- [GIVEN INSTRUCTION]:
Exclude the pictures and reproduce the remaining data exactly as written.

- [Figure record listings]:
┏━━

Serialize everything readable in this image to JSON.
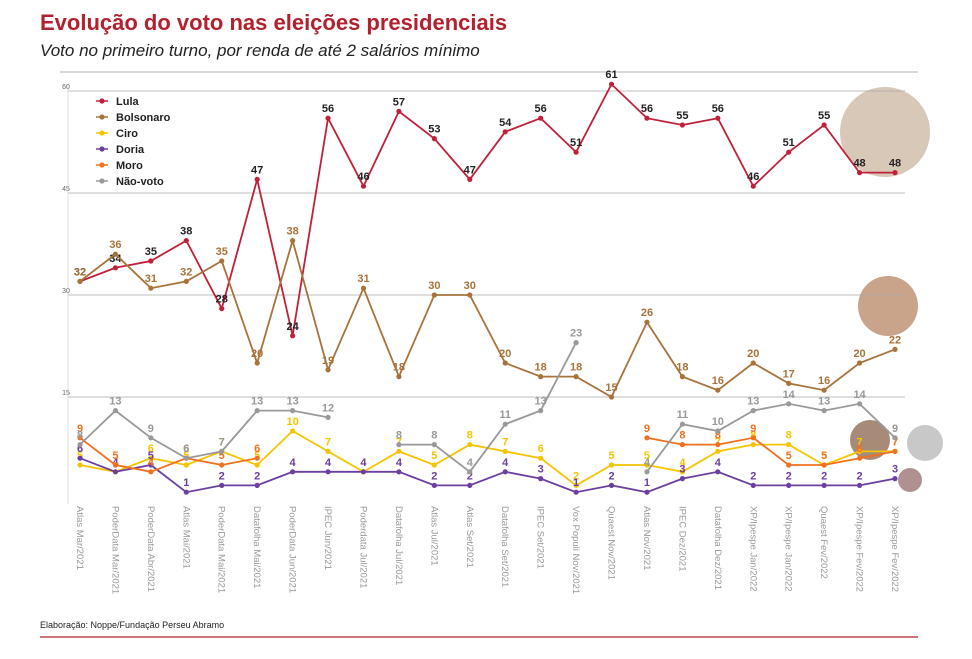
{
  "chart_data": {
    "type": "line",
    "title": "Evolução do voto nas eleições presidenciais",
    "subtitle": "Voto no primeiro turno, por renda de até 2 salários mínimo",
    "source": "Elaboração: Noppe/Fundação Perseu Abramo",
    "categories": [
      "Atlas Mar/2021",
      "PoderData Mar/2021",
      "PoderData Abr/2021",
      "Atlas Mai/2021",
      "PoderData Mai/2021",
      "Datafolha Mai/2021",
      "PoderData Jun/2021",
      "IPEC Jun/2021",
      "Poderdata Jul/2021",
      "Datafolha Jul/2021",
      "Atlas Jul/2021",
      "Atlas Set/2021",
      "Datafolha Set/2021",
      "IPEC Set/2021",
      "Vox Populi Nov/2021",
      "Quaest Nov/2021",
      "Atlas Nov/2021",
      "IPEC Dez/2021",
      "Datafolha Dez/2021",
      "XP/Ipespe Jan/2022",
      "XP/Ipespe Jan/2022",
      "Quaest Fev/2022",
      "XP/Ipespe Fev/2022",
      "XP/Ipespe Fev/2022"
    ],
    "series": [
      {
        "name": "Lula",
        "color": "#c0203a",
        "values": [
          32,
          34,
          35,
          38,
          28,
          47,
          24,
          56,
          46,
          57,
          53,
          47,
          54,
          56,
          51,
          61,
          56,
          55,
          56,
          46,
          51,
          55,
          48,
          48
        ]
      },
      {
        "name": "Bolsonaro",
        "color": "#a8733a",
        "values": [
          32,
          36,
          31,
          32,
          35,
          20,
          38,
          19,
          31,
          18,
          30,
          30,
          20,
          18,
          18,
          15,
          26,
          18,
          16,
          20,
          17,
          16,
          20,
          22
        ]
      },
      {
        "name": "Ciro",
        "color": "#f5c400",
        "values": [
          5,
          4,
          6,
          5,
          7,
          5,
          10,
          7,
          4,
          7,
          5,
          8,
          7,
          6,
          2,
          5,
          5,
          4,
          7,
          8,
          8,
          5,
          7,
          7
        ]
      },
      {
        "name": "Doria",
        "color": "#6b3fa0",
        "values": [
          6,
          4,
          5,
          1,
          2,
          2,
          4,
          4,
          4,
          4,
          2,
          2,
          4,
          3,
          1,
          2,
          1,
          3,
          4,
          2,
          2,
          2,
          2,
          3
        ]
      },
      {
        "name": "Moro",
        "color": "#f07020",
        "values": [
          9,
          5,
          4,
          6,
          5,
          6,
          null,
          null,
          null,
          null,
          null,
          null,
          null,
          null,
          null,
          null,
          9,
          8,
          8,
          9,
          5,
          5,
          6,
          7
        ]
      },
      {
        "name": "Não-voto",
        "color": "#999999",
        "values": [
          8,
          13,
          9,
          6,
          7,
          13,
          13,
          12,
          null,
          8,
          8,
          4,
          11,
          13,
          23,
          null,
          4,
          11,
          10,
          13,
          14,
          13,
          14,
          9
        ]
      }
    ],
    "ylim": [
      0,
      60
    ],
    "yticks": [
      15,
      30,
      45,
      60
    ],
    "grid": true
  }
}
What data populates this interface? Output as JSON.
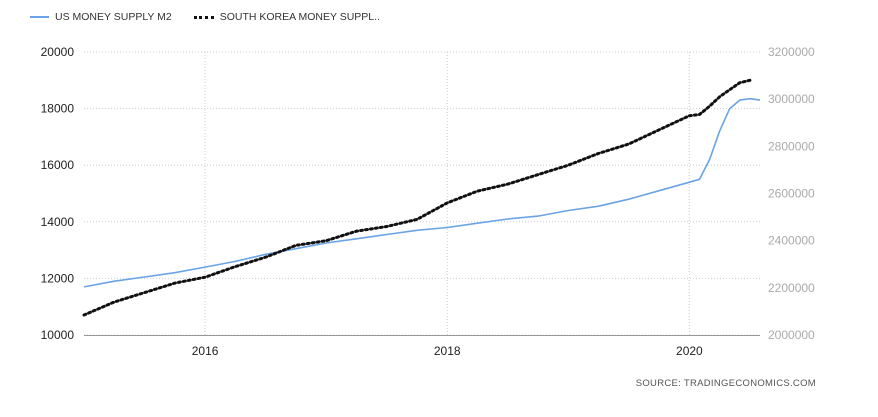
{
  "colors": {
    "us": "#6aa3e6",
    "kr": "#111111",
    "grid": "#cccccc",
    "axis_text": "#222222",
    "right_axis_text": "#aaaaaa"
  },
  "source_text": "SOURCE:  TRADINGECONOMICS.COM",
  "chart_data": {
    "type": "line",
    "grid": true,
    "legend_position": "top-left",
    "x_range": [
      "2015-01",
      "2020-08"
    ],
    "x_ticks": [
      "2016",
      "2018",
      "2020"
    ],
    "y_left": {
      "range": [
        10000,
        20000
      ],
      "ticks": [
        "10000",
        "12000",
        "14000",
        "16000",
        "18000",
        "20000"
      ]
    },
    "y_right": {
      "range": [
        2000000,
        3200000
      ],
      "ticks": [
        "2000000",
        "2200000",
        "2400000",
        "2600000",
        "2800000",
        "3000000",
        "3200000"
      ]
    },
    "series": [
      {
        "name": "US MONEY SUPPLY M2",
        "axis": "left",
        "style": "solid",
        "x": [
          "2015-01",
          "2015-04",
          "2015-07",
          "2015-10",
          "2016-01",
          "2016-04",
          "2016-07",
          "2016-10",
          "2017-01",
          "2017-04",
          "2017-07",
          "2017-10",
          "2018-01",
          "2018-04",
          "2018-07",
          "2018-10",
          "2019-01",
          "2019-04",
          "2019-07",
          "2019-10",
          "2020-01",
          "2020-02",
          "2020-03",
          "2020-04",
          "2020-05",
          "2020-06",
          "2020-07",
          "2020-08"
        ],
        "values": [
          11700,
          11900,
          12050,
          12200,
          12400,
          12600,
          12850,
          13050,
          13250,
          13400,
          13550,
          13700,
          13800,
          13950,
          14100,
          14200,
          14400,
          14550,
          14800,
          15100,
          15400,
          15500,
          16200,
          17200,
          18000,
          18300,
          18350,
          18300
        ]
      },
      {
        "name": "SOUTH KOREA MONEY SUPPL..",
        "axis": "right",
        "style": "dotted",
        "x": [
          "2015-01",
          "2015-04",
          "2015-07",
          "2015-10",
          "2016-01",
          "2016-04",
          "2016-07",
          "2016-10",
          "2017-01",
          "2017-04",
          "2017-07",
          "2017-10",
          "2018-01",
          "2018-04",
          "2018-07",
          "2018-10",
          "2019-01",
          "2019-04",
          "2019-07",
          "2019-10",
          "2020-01",
          "2020-02",
          "2020-03",
          "2020-04",
          "2020-05",
          "2020-06",
          "2020-07"
        ],
        "values": [
          2085000,
          2140000,
          2180000,
          2220000,
          2245000,
          2290000,
          2330000,
          2380000,
          2400000,
          2440000,
          2460000,
          2490000,
          2560000,
          2610000,
          2640000,
          2680000,
          2720000,
          2770000,
          2810000,
          2870000,
          2930000,
          2935000,
          2970000,
          3010000,
          3040000,
          3070000,
          3080000
        ]
      }
    ]
  }
}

┗━━

- [EXERCISE RESULT]:
Serialize everything readable in this image to JSON.
{
  "chart_data": {
    "type": "line",
    "title": "Evolução do voto nas eleições presidenciais",
    "subtitle": "Voto no primeiro turno, por renda de até 2 salários mínimo",
    "source": "Elaboração: Noppe/Fundação Perseu Abramo",
    "categories": [
      "Atlas Mar/2021",
      "PoderData Mar/2021",
      "PoderData Abr/2021",
      "Atlas Mai/2021",
      "PoderData Mai/2021",
      "Datafolha Mai/2021",
      "PoderData Jun/2021",
      "IPEC Jun/2021",
      "Poderdata Jul/2021",
      "Datafolha Jul/2021",
      "Atlas Jul/2021",
      "Atlas Set/2021",
      "Datafolha Set/2021",
      "IPEC Set/2021",
      "Vox Populi Nov/2021",
      "Quaest Nov/2021",
      "Atlas Nov/2021",
      "IPEC Dez/2021",
      "Datafolha Dez/2021",
      "XP/Ipespe Jan/2022",
      "XP/Ipespe Jan/2022",
      "Quaest Fev/2022",
      "XP/Ipespe Fev/2022",
      "XP/Ipespe Fev/2022"
    ],
    "series": [
      {
        "name": "Lula",
        "color": "#c0203a",
        "values": [
          32,
          34,
          35,
          38,
          28,
          47,
          24,
          56,
          46,
          57,
          53,
          47,
          54,
          56,
          51,
          61,
          56,
          55,
          56,
          46,
          51,
          55,
          48,
          48
        ]
      },
      {
        "name": "Bolsonaro",
        "color": "#a8733a",
        "values": [
          32,
          36,
          31,
          32,
          35,
          20,
          38,
          19,
          31,
          18,
          30,
          30,
          20,
          18,
          18,
          15,
          26,
          18,
          16,
          20,
          17,
          16,
          20,
          22
        ]
      },
      {
        "name": "Ciro",
        "color": "#f5c400",
        "values": [
          5,
          4,
          6,
          5,
          7,
          5,
          10,
          7,
          4,
          7,
          5,
          8,
          7,
          6,
          2,
          5,
          5,
          4,
          7,
          8,
          8,
          5,
          7,
          7
        ]
      },
      {
        "name": "Doria",
        "color": "#6b3fa0",
        "values": [
          6,
          4,
          5,
          1,
          2,
          2,
          4,
          4,
          4,
          4,
          2,
          2,
          4,
          3,
          1,
          2,
          1,
          3,
          4,
          2,
          2,
          2,
          2,
          3
        ]
      },
      {
        "name": "Moro",
        "color": "#f07020",
        "values": [
          9,
          5,
          4,
          6,
          5,
          6,
          null,
          null,
          null,
          null,
          null,
          null,
          null,
          null,
          null,
          null,
          9,
          8,
          8,
          9,
          5,
          5,
          6,
          7
        ]
      },
      {
        "name": "Não-voto",
        "color": "#999999",
        "values": [
          8,
          13,
          9,
          6,
          7,
          13,
          13,
          12,
          null,
          8,
          8,
          4,
          11,
          13,
          23,
          null,
          4,
          11,
          10,
          13,
          14,
          13,
          14,
          9
        ]
      }
    ],
    "ylim": [
      0,
      60
    ],
    "yticks": [
      15,
      30,
      45,
      60
    ],
    "grid": true
  }
}
What data populates this interface? Output as JSON.
{
  "colors": {
    "us": "#6aa3e6",
    "kr": "#111111",
    "grid": "#cccccc",
    "axis_text": "#222222",
    "right_axis_text": "#aaaaaa"
  },
  "source_text": "SOURCE:  TRADINGECONOMICS.COM",
  "chart_data": {
    "type": "line",
    "grid": true,
    "legend_position": "top-left",
    "x_range": [
      "2015-01",
      "2020-08"
    ],
    "x_ticks": [
      "2016",
      "2018",
      "2020"
    ],
    "y_left": {
      "range": [
        10000,
        20000
      ],
      "ticks": [
        "10000",
        "12000",
        "14000",
        "16000",
        "18000",
        "20000"
      ]
    },
    "y_right": {
      "range": [
        2000000,
        3200000
      ],
      "ticks": [
        "2000000",
        "2200000",
        "2400000",
        "2600000",
        "2800000",
        "3000000",
        "3200000"
      ]
    },
    "series": [
      {
        "name": "US MONEY SUPPLY M2",
        "axis": "left",
        "style": "solid",
        "x": [
          "2015-01",
          "2015-04",
          "2015-07",
          "2015-10",
          "2016-01",
          "2016-04",
          "2016-07",
          "2016-10",
          "2017-01",
          "2017-04",
          "2017-07",
          "2017-10",
          "2018-01",
          "2018-04",
          "2018-07",
          "2018-10",
          "2019-01",
          "2019-04",
          "2019-07",
          "2019-10",
          "2020-01",
          "2020-02",
          "2020-03",
          "2020-04",
          "2020-05",
          "2020-06",
          "2020-07",
          "2020-08"
        ],
        "values": [
          11700,
          11900,
          12050,
          12200,
          12400,
          12600,
          12850,
          13050,
          13250,
          13400,
          13550,
          13700,
          13800,
          13950,
          14100,
          14200,
          14400,
          14550,
          14800,
          15100,
          15400,
          15500,
          16200,
          17200,
          18000,
          18300,
          18350,
          18300
        ]
      },
      {
        "name": "SOUTH KOREA MONEY SUPPL..",
        "axis": "right",
        "style": "dotted",
        "x": [
          "2015-01",
          "2015-04",
          "2015-07",
          "2015-10",
          "2016-01",
          "2016-04",
          "2016-07",
          "2016-10",
          "2017-01",
          "2017-04",
          "2017-07",
          "2017-10",
          "2018-01",
          "2018-04",
          "2018-07",
          "2018-10",
          "2019-01",
          "2019-04",
          "2019-07",
          "2019-10",
          "2020-01",
          "2020-02",
          "2020-03",
          "2020-04",
          "2020-05",
          "2020-06",
          "2020-07"
        ],
        "values": [
          2085000,
          2140000,
          2180000,
          2220000,
          2245000,
          2290000,
          2330000,
          2380000,
          2400000,
          2440000,
          2460000,
          2490000,
          2560000,
          2610000,
          2640000,
          2680000,
          2720000,
          2770000,
          2810000,
          2870000,
          2930000,
          2935000,
          2970000,
          3010000,
          3040000,
          3070000,
          3080000
        ]
      }
    ]
  }
}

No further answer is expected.